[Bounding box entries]
────────────────────

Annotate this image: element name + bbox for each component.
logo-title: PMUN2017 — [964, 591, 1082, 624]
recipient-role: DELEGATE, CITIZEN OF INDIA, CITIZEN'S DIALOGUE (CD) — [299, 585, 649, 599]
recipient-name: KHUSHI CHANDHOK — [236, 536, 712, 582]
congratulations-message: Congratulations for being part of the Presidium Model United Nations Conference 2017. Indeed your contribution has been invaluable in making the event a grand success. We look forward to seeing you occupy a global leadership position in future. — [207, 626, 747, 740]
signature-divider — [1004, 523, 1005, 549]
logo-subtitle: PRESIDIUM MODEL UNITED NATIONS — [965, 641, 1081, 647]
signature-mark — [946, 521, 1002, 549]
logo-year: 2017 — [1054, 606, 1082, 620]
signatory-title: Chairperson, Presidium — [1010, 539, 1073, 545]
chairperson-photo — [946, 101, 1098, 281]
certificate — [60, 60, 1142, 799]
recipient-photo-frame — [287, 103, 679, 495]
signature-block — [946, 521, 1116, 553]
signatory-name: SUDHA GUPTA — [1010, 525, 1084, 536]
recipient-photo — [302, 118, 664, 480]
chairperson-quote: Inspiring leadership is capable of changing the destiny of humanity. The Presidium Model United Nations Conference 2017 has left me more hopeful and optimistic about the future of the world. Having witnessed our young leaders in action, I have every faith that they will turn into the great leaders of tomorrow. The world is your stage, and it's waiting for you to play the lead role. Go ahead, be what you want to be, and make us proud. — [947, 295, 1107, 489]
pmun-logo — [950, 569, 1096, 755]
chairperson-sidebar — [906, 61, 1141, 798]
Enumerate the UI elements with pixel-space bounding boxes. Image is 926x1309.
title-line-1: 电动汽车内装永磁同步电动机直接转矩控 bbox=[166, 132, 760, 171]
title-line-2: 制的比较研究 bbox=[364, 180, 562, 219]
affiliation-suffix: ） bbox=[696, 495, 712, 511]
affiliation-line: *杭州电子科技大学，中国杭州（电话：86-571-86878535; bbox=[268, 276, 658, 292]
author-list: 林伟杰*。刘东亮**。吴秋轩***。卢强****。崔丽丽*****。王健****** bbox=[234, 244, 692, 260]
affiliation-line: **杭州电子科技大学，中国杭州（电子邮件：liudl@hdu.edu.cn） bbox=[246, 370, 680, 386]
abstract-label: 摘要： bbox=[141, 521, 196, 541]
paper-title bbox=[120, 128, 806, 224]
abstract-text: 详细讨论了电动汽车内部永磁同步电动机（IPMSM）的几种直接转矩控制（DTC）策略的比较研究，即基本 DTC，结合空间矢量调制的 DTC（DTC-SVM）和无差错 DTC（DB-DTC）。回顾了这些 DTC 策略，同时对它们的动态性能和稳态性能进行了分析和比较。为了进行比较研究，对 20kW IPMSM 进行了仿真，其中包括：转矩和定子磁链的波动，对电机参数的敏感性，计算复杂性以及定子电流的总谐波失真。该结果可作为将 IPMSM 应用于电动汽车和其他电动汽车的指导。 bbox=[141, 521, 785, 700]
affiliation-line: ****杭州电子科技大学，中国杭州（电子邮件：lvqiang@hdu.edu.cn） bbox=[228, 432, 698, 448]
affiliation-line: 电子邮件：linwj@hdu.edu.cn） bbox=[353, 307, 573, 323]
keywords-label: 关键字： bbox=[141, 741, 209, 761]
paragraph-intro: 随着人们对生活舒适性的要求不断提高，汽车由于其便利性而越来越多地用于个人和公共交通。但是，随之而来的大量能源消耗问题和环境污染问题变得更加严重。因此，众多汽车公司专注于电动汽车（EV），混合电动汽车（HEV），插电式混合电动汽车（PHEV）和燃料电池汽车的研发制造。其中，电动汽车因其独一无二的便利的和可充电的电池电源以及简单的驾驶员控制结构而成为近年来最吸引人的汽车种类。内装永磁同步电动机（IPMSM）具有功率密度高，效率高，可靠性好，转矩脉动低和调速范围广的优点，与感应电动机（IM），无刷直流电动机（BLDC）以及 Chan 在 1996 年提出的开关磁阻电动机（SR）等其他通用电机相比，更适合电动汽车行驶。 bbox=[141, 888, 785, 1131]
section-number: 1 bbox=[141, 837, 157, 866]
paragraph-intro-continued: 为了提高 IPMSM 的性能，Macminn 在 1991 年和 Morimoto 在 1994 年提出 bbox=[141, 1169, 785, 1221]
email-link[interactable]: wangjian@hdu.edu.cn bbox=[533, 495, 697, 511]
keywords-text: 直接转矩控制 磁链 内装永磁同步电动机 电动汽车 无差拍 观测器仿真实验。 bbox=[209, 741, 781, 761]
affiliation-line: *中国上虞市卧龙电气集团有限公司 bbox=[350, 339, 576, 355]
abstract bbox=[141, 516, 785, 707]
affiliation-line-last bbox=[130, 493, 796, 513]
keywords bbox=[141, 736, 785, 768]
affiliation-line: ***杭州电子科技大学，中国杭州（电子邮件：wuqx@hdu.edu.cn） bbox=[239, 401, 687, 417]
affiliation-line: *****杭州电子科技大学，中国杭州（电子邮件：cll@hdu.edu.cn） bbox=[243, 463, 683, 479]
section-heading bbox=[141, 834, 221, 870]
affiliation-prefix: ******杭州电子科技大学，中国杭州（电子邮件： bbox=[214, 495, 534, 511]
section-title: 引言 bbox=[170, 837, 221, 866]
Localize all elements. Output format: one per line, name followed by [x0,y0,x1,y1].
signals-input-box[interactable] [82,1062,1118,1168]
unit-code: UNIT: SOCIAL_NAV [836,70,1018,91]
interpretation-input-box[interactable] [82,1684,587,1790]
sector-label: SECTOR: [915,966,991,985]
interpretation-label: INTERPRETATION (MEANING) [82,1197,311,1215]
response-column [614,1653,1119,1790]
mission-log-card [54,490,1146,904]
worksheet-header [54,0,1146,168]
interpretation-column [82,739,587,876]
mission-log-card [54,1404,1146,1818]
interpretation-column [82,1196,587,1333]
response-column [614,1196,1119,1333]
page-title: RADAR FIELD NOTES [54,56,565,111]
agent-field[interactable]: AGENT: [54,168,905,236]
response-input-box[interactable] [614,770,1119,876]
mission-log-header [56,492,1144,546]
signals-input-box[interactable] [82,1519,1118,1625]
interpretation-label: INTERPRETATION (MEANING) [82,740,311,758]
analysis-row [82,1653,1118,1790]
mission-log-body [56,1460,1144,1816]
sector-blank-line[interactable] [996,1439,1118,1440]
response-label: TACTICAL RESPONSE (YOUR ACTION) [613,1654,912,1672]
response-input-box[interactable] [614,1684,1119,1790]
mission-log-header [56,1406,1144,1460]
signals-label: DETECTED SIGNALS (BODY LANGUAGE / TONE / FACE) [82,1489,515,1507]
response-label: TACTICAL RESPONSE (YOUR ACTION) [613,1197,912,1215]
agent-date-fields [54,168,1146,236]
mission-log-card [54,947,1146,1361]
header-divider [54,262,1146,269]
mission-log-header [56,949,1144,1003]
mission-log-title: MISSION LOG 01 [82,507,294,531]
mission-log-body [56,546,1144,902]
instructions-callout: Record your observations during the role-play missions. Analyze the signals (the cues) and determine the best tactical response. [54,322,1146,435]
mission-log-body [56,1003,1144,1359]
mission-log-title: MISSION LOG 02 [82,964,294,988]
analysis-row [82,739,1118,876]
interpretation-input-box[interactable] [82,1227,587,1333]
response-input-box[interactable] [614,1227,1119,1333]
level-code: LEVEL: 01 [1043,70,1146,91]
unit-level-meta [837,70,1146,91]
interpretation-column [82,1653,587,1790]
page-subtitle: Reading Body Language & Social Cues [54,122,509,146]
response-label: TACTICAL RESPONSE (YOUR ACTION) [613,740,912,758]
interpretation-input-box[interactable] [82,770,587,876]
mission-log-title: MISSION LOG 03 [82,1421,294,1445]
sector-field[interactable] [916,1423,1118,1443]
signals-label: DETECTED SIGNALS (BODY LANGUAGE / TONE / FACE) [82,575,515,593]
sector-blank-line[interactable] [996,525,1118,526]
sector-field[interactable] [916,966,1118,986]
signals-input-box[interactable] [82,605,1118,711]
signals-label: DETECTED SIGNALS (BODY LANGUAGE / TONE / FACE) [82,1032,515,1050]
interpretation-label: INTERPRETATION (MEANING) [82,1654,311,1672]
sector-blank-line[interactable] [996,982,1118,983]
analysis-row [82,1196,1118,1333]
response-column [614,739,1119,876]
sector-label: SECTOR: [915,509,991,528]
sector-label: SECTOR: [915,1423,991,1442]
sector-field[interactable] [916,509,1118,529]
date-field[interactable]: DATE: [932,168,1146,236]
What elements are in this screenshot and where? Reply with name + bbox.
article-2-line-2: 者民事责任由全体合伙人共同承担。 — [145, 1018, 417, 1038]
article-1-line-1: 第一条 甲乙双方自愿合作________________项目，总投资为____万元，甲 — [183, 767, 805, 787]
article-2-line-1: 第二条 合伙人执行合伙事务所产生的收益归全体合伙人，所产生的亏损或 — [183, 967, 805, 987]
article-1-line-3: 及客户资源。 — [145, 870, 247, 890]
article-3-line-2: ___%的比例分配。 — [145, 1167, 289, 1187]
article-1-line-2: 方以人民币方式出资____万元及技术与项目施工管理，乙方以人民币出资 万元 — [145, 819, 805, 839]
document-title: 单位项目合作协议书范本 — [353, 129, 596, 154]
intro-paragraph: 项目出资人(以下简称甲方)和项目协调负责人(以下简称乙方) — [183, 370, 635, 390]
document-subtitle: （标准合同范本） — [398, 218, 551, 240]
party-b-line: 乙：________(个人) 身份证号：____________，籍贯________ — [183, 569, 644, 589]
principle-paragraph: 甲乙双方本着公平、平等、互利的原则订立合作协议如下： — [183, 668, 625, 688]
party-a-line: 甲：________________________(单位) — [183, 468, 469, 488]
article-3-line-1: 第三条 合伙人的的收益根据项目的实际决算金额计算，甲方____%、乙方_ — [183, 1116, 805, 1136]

────────────────────

What you should do:
Could you copy the records word for word, from the start of the records through the line that contains "logo-subtitle: PRESIDIUM MODEL"?

Solution for this exercise:
Annotate this image: element name + bbox for each component.
logo-title: PMUN2017 — [964, 591, 1082, 624]
recipient-role: DELEGATE, CITIZEN OF INDIA, CITIZEN'S DIALOGUE (CD) — [299, 585, 649, 599]
recipient-name: KHUSHI CHANDHOK — [236, 536, 712, 582]
congratulations-message: Congratulations for being part of the Presidium Model United Nations Conference 2017. Indeed your contribution has been invaluable in making the event a grand success. We look forward to seeing you occupy a global leadership position in future. — [207, 626, 747, 740]
signature-divider — [1004, 523, 1005, 549]
logo-subtitle: PRESIDIUM MODEL UNITED NATIONS — [965, 641, 1081, 647]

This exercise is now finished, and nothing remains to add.